╔══

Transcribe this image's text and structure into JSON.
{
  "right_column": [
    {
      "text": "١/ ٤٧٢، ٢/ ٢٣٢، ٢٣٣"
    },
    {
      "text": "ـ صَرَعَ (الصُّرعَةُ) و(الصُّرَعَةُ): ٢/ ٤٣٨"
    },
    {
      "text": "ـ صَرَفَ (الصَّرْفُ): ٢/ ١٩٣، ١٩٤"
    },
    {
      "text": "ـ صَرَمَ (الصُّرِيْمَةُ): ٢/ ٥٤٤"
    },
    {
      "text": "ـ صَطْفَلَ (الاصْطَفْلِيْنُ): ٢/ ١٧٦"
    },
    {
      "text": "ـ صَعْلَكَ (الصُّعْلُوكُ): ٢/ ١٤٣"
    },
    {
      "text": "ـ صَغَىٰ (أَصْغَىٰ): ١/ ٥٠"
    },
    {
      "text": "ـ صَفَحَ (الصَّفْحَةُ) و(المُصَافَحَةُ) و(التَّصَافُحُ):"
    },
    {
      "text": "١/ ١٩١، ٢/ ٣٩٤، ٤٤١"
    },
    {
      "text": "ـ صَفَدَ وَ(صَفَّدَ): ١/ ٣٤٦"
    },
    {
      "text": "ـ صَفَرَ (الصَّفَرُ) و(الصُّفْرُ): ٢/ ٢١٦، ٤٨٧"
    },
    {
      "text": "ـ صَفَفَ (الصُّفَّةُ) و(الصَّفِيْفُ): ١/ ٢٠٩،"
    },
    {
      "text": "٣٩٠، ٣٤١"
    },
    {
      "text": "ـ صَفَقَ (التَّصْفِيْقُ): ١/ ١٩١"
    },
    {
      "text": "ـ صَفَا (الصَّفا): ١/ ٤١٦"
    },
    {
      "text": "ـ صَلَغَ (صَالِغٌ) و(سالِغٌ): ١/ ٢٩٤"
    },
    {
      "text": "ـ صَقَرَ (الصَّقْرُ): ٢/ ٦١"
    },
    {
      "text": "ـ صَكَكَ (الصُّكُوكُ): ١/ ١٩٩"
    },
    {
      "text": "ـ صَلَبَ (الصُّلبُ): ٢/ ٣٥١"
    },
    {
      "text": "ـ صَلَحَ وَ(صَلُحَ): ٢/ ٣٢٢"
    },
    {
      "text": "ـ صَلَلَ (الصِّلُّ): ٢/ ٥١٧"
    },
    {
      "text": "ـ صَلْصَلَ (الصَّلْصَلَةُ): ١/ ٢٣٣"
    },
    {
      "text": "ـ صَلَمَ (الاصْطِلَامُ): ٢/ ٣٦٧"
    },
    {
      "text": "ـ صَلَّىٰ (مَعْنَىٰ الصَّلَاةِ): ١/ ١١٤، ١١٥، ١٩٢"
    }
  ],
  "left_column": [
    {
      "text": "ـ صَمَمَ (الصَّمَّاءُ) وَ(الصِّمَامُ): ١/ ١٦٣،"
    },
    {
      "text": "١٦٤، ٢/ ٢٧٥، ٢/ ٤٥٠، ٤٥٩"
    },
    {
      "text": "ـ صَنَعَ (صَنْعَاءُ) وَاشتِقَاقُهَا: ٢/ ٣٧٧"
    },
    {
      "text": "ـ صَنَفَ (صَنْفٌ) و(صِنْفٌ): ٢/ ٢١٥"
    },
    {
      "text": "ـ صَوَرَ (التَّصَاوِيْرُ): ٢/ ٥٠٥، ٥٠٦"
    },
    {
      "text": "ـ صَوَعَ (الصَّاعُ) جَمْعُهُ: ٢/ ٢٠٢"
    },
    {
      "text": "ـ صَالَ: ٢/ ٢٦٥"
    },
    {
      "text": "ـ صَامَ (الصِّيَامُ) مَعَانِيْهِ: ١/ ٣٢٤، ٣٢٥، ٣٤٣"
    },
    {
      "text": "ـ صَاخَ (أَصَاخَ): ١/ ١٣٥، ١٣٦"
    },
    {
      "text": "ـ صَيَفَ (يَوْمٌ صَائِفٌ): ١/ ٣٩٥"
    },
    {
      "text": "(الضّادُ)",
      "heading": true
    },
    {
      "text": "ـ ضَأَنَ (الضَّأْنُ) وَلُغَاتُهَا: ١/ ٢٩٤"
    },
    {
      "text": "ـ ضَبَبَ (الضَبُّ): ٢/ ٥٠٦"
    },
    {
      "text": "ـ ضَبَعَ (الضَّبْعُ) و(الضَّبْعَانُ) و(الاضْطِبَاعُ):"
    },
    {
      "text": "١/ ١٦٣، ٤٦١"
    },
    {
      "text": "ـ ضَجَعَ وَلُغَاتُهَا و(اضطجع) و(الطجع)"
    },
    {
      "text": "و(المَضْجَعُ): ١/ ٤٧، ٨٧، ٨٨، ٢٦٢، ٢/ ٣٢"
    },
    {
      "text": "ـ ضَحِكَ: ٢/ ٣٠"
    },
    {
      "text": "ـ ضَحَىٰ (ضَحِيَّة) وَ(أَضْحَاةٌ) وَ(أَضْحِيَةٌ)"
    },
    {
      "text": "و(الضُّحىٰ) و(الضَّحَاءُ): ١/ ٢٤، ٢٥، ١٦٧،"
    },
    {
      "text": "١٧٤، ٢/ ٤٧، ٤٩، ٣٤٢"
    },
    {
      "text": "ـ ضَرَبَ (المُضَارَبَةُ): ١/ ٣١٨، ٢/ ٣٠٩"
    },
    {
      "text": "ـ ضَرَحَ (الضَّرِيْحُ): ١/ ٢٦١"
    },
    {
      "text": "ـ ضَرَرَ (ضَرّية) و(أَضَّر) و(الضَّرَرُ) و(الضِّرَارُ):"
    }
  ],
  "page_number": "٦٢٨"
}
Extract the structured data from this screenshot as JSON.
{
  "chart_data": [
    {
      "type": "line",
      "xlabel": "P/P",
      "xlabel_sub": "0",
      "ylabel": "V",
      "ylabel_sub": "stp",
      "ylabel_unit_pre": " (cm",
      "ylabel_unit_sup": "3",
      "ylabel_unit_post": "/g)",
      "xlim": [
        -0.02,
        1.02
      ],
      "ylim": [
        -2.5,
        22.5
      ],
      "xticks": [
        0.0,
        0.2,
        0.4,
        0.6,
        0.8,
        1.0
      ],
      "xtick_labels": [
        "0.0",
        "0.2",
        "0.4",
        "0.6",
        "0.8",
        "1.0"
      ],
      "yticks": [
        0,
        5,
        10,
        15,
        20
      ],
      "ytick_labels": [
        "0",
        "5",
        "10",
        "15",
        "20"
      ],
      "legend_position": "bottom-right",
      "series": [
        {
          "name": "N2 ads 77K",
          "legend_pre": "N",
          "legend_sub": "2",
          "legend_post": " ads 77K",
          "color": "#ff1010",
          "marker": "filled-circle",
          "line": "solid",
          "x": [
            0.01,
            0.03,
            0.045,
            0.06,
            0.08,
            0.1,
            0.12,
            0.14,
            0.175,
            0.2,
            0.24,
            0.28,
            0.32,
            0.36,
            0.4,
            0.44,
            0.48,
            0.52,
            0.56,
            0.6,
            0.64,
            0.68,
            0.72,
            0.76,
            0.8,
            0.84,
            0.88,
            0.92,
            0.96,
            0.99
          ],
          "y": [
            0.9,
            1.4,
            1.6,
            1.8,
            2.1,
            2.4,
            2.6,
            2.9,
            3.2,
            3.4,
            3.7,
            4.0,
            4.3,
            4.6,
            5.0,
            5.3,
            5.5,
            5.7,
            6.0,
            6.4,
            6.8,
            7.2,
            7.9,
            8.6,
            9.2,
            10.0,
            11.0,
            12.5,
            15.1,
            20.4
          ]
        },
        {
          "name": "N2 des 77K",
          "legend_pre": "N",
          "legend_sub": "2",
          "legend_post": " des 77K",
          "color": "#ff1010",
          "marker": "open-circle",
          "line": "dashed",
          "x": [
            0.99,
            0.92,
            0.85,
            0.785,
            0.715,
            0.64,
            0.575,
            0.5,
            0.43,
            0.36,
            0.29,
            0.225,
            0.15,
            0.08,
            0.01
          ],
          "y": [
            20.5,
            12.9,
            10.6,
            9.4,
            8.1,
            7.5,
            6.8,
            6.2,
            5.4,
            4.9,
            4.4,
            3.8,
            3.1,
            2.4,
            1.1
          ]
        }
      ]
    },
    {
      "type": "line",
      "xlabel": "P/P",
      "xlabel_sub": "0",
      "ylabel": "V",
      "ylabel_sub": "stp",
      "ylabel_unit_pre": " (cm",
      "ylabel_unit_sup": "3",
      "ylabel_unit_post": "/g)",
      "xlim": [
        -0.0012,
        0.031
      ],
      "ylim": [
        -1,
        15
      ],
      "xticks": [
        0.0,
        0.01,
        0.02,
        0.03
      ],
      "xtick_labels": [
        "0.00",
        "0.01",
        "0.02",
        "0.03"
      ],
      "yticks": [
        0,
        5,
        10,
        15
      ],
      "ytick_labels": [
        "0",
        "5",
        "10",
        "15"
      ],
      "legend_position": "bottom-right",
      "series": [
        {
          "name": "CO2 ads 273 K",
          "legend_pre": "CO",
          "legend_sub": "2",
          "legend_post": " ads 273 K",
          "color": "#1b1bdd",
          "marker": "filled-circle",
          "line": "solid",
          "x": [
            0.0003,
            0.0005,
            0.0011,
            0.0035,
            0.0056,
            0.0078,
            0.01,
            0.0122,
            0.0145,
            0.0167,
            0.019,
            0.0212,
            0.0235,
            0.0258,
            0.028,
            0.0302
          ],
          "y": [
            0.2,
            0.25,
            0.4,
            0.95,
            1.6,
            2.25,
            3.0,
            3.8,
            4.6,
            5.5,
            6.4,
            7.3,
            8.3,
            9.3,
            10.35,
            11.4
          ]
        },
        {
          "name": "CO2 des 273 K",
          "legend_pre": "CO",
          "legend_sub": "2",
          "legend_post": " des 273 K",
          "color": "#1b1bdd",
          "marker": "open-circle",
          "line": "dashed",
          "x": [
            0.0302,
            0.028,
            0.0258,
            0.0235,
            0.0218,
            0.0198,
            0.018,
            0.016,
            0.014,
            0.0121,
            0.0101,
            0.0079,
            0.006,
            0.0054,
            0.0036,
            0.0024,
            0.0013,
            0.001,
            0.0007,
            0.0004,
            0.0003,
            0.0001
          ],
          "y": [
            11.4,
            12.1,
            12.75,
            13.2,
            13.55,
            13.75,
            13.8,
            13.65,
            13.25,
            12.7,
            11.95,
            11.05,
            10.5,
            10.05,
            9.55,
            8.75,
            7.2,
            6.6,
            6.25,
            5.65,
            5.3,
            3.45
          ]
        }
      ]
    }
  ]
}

╚══

> _PROMPT_
Identify each line in the records above that contains the word "JSON", and copy it out in full.

> _OUTPUT_
Transcribe this image's text and structure into JSON.
Extract the structured data from this screenshot as JSON.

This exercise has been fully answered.